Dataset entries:
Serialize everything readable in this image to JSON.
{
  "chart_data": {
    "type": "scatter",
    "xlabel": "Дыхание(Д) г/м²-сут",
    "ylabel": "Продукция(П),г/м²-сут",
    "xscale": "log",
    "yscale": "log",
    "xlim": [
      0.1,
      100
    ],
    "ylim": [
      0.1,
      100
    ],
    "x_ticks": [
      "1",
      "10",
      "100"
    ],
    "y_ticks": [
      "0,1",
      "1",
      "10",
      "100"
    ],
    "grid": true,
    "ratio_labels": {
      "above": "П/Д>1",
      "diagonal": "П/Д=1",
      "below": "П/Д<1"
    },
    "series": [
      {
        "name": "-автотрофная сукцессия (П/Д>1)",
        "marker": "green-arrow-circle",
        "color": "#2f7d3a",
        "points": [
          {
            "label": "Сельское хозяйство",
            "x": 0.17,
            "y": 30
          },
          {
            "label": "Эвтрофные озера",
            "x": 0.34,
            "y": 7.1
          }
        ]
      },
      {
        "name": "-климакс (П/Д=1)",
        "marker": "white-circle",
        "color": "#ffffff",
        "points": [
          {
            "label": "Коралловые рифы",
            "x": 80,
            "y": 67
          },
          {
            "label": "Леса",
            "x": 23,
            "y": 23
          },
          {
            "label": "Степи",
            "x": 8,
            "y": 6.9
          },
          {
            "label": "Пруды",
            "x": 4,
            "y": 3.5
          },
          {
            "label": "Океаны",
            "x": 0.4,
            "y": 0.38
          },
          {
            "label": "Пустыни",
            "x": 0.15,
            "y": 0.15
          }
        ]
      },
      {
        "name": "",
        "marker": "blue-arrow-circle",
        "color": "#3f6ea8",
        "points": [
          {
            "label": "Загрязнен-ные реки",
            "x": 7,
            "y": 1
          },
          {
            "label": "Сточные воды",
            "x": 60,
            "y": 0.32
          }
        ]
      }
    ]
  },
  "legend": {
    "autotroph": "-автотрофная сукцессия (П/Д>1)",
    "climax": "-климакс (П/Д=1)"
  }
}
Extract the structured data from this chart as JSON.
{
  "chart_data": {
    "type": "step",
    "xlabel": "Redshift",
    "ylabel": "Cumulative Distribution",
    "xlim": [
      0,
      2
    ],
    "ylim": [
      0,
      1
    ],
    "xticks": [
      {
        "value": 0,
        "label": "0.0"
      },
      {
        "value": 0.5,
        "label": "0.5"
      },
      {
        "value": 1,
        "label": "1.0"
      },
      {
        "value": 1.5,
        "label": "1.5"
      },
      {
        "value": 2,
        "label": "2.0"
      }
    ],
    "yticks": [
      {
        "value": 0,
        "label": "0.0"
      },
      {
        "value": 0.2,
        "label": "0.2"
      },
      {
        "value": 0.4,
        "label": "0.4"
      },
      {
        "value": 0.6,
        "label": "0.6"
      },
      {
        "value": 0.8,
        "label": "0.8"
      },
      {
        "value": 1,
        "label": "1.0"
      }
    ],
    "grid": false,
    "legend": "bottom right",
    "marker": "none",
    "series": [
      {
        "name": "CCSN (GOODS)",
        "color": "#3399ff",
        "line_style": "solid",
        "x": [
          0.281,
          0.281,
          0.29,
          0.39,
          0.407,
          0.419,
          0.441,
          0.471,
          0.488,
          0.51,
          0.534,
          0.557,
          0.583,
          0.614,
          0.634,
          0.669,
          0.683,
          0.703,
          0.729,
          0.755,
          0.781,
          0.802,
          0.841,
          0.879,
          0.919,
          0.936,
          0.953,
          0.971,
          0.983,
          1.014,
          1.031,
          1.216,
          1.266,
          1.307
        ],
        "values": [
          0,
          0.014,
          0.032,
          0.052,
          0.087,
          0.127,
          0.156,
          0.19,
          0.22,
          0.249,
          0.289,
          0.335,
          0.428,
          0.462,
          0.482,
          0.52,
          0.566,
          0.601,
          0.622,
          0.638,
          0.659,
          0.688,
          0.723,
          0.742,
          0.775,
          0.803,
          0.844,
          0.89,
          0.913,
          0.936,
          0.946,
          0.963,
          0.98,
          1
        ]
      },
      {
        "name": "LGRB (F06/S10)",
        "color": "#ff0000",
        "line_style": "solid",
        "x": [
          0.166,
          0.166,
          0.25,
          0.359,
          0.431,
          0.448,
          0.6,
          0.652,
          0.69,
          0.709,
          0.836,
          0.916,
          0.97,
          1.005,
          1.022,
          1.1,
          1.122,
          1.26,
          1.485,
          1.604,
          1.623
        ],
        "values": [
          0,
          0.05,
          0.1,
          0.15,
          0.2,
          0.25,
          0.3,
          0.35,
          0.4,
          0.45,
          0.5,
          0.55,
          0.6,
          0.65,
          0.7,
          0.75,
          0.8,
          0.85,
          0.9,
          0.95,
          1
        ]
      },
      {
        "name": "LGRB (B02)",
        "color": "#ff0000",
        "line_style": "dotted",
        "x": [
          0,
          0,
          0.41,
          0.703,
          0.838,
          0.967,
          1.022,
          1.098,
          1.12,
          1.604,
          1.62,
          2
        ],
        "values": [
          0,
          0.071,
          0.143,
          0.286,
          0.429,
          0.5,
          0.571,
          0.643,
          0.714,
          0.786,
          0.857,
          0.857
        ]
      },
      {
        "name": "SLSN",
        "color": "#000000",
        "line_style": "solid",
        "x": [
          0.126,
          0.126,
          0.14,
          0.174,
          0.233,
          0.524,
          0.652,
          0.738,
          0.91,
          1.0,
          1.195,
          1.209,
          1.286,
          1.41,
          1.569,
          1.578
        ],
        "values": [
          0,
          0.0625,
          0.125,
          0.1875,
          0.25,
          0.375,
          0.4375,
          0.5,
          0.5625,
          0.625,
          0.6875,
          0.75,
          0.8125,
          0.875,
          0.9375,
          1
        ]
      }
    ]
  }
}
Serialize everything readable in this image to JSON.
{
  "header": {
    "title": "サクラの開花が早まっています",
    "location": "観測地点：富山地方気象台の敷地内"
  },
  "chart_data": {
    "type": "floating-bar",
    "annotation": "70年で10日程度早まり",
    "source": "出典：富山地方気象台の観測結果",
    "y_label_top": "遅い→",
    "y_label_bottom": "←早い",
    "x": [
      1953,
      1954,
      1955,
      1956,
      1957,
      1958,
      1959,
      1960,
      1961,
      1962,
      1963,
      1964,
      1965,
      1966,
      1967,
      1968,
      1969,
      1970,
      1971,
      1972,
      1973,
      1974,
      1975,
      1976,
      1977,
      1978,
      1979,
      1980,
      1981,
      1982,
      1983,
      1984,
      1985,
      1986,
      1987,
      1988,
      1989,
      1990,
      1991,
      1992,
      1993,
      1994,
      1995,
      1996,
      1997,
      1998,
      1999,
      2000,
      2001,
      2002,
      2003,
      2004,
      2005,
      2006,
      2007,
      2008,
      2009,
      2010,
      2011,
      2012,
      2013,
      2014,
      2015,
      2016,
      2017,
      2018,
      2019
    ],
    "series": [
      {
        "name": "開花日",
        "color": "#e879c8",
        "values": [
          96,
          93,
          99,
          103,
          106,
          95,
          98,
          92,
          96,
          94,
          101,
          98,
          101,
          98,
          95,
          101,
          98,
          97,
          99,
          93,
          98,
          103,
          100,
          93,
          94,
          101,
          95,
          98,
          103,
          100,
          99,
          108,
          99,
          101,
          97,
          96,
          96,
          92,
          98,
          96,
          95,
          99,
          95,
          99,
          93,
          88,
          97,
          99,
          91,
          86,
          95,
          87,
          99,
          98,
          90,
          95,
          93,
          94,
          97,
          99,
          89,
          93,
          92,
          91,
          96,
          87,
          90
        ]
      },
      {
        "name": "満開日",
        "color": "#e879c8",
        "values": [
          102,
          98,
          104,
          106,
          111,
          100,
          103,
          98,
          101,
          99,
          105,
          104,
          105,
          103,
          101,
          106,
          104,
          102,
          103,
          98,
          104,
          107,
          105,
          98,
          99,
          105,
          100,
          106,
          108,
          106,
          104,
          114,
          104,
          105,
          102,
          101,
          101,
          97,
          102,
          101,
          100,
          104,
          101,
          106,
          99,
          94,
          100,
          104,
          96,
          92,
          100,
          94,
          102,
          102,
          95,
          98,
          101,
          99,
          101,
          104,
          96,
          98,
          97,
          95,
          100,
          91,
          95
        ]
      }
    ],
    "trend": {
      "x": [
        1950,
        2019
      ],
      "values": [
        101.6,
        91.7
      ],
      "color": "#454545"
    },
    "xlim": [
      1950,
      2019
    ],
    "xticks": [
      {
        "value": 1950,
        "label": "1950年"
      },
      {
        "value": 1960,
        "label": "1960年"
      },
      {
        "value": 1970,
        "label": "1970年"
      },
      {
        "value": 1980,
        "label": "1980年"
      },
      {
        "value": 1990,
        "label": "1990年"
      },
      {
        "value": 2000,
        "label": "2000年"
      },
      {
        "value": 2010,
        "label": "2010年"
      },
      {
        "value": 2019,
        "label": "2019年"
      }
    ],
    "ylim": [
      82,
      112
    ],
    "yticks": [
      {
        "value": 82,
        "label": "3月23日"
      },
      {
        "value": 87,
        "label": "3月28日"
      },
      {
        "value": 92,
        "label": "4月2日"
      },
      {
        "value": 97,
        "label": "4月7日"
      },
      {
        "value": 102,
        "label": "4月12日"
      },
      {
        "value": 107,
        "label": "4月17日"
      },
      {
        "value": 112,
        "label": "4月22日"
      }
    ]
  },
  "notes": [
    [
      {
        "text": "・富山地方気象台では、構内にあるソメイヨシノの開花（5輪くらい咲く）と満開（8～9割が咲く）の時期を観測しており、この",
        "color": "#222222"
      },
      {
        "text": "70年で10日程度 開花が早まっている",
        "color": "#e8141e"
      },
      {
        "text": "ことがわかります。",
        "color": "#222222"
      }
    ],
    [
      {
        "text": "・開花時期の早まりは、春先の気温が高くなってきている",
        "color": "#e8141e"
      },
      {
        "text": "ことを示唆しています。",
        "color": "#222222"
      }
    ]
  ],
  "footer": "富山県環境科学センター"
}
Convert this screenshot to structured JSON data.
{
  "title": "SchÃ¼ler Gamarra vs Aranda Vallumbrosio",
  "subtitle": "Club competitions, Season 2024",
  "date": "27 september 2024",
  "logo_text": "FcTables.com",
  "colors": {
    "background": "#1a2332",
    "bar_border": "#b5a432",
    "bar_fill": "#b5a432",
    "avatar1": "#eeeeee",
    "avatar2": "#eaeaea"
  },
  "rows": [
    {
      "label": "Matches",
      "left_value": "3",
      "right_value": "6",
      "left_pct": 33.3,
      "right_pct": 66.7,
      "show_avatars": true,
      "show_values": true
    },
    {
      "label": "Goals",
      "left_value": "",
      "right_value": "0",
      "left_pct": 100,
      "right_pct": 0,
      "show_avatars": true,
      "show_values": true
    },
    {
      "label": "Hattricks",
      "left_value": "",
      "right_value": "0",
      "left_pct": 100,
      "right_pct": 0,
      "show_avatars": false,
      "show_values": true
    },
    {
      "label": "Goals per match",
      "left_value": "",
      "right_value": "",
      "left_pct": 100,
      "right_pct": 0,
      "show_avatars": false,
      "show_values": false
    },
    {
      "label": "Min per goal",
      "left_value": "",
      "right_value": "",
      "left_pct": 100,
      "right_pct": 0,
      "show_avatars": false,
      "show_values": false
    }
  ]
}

The request :: Working from the entries above, return all lines that contain "JSON".

The completed task ::
Serialize everything readable in this image to JSON.
Extract the structured data from this chart as JSON.
Serialize everything readable in this image to JSON.
Convert this screenshot to structured JSON data.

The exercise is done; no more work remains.